(Excerpt from a dataset)
## BEGIN

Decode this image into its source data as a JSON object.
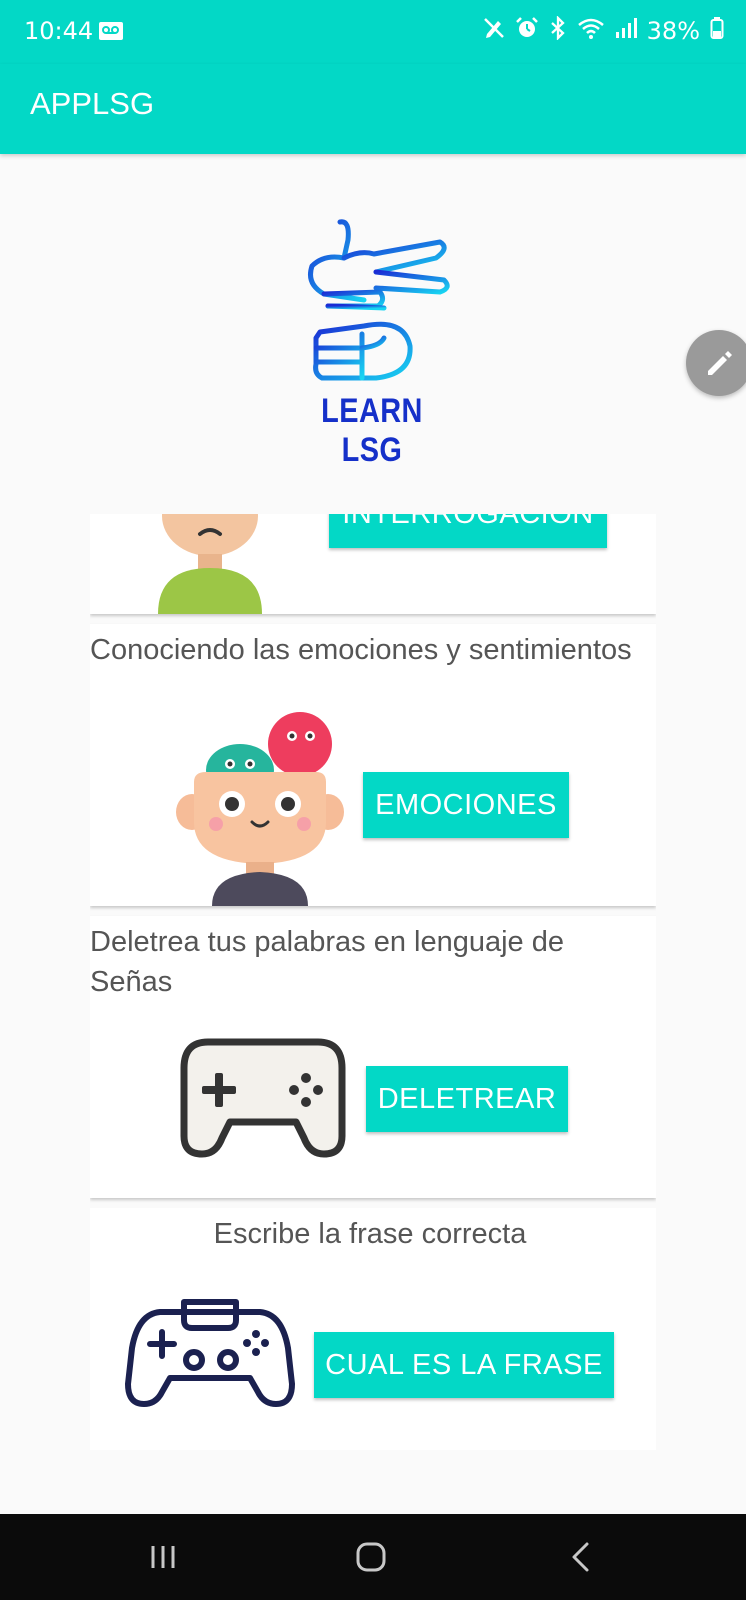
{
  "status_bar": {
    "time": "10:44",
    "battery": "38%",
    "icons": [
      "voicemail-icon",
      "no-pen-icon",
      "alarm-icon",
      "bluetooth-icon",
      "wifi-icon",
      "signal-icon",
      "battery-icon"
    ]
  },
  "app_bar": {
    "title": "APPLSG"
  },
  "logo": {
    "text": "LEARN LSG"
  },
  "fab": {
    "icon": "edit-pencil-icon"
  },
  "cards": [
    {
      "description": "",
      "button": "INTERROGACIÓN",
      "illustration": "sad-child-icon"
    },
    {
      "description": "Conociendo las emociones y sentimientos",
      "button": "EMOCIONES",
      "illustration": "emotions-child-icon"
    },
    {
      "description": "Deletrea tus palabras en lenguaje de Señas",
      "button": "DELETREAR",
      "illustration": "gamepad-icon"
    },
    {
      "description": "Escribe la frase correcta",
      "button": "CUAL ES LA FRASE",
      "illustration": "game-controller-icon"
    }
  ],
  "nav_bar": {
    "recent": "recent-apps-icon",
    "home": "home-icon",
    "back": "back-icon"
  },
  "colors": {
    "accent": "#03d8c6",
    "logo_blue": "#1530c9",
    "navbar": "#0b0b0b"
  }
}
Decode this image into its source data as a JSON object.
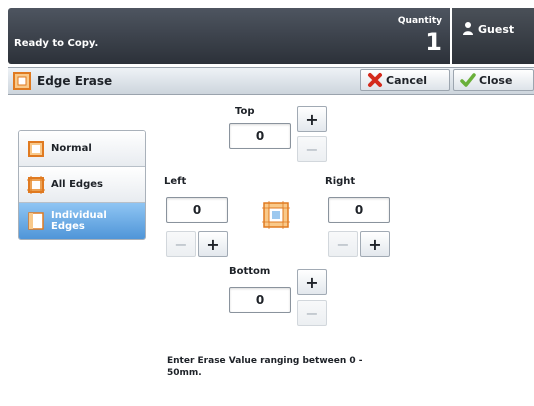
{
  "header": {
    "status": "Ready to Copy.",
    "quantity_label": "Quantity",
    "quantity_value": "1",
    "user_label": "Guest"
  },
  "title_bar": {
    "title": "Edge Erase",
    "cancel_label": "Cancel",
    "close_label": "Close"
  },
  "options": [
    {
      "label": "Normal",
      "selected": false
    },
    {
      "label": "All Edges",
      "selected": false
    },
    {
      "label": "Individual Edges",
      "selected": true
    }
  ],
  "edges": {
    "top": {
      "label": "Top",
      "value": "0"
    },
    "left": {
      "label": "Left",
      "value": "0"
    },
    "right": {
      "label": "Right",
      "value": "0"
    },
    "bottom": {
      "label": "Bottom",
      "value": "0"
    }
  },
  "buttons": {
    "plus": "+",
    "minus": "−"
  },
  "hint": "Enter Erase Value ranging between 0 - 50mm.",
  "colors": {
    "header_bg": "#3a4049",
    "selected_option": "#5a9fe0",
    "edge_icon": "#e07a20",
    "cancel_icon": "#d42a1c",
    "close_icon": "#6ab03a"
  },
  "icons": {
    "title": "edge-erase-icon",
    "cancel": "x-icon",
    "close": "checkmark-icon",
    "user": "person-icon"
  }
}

## END

Images must not appear in the copy; reproduce everything else in the records verbatim.

The output:
Decode this image into its source data as a JSON object.
{
  "status_bar": {
    "time": "10:44",
    "battery": "38%",
    "icons": [
      "voicemail-icon",
      "no-pen-icon",
      "alarm-icon",
      "bluetooth-icon",
      "wifi-icon",
      "signal-icon",
      "battery-icon"
    ]
  },
  "app_bar": {
    "title": "APPLSG"
  },
  "logo": {
    "text": "LEARN LSG"
  },
  "fab": {
    "icon": "edit-pencil-icon"
  },
  "cards": [
    {
      "description": "",
      "button": "INTERROGACIÓN",
      "illustration": "sad-child-icon"
    },
    {
      "description": "Conociendo las emociones y sentimientos",
      "button": "EMOCIONES",
      "illustration": "emotions-child-icon"
    },
    {
      "description": "Deletrea tus palabras en lenguaje de Señas",
      "button": "DELETREAR",
      "illustration": "gamepad-icon"
    },
    {
      "description": "Escribe la frase correcta",
      "button": "CUAL ES LA FRASE",
      "illustration": "game-controller-icon"
    }
  ],
  "nav_bar": {
    "recent": "recent-apps-icon",
    "home": "home-icon",
    "back": "back-icon"
  },
  "colors": {
    "accent": "#03d8c6",
    "logo_blue": "#1530c9",
    "navbar": "#0b0b0b"
  }
}
Decode this image into its source data as a JSON object.
{
  "header": {
    "status": "Ready to Copy.",
    "quantity_label": "Quantity",
    "quantity_value": "1",
    "user_label": "Guest"
  },
  "title_bar": {
    "title": "Edge Erase",
    "cancel_label": "Cancel",
    "close_label": "Close"
  },
  "options": [
    {
      "label": "Normal",
      "selected": false
    },
    {
      "label": "All Edges",
      "selected": false
    },
    {
      "label": "Individual Edges",
      "selected": true
    }
  ],
  "edges": {
    "top": {
      "label": "Top",
      "value": "0"
    },
    "left": {
      "label": "Left",
      "value": "0"
    },
    "right": {
      "label": "Right",
      "value": "0"
    },
    "bottom": {
      "label": "Bottom",
      "value": "0"
    }
  },
  "buttons": {
    "plus": "+",
    "minus": "−"
  },
  "hint": "Enter Erase Value ranging between 0 - 50mm.",
  "colors": {
    "header_bg": "#3a4049",
    "selected_option": "#5a9fe0",
    "edge_icon": "#e07a20",
    "cancel_icon": "#d42a1c",
    "close_icon": "#6ab03a"
  },
  "icons": {
    "title": "edge-erase-icon",
    "cancel": "x-icon",
    "close": "checkmark-icon",
    "user": "person-icon"
  }
}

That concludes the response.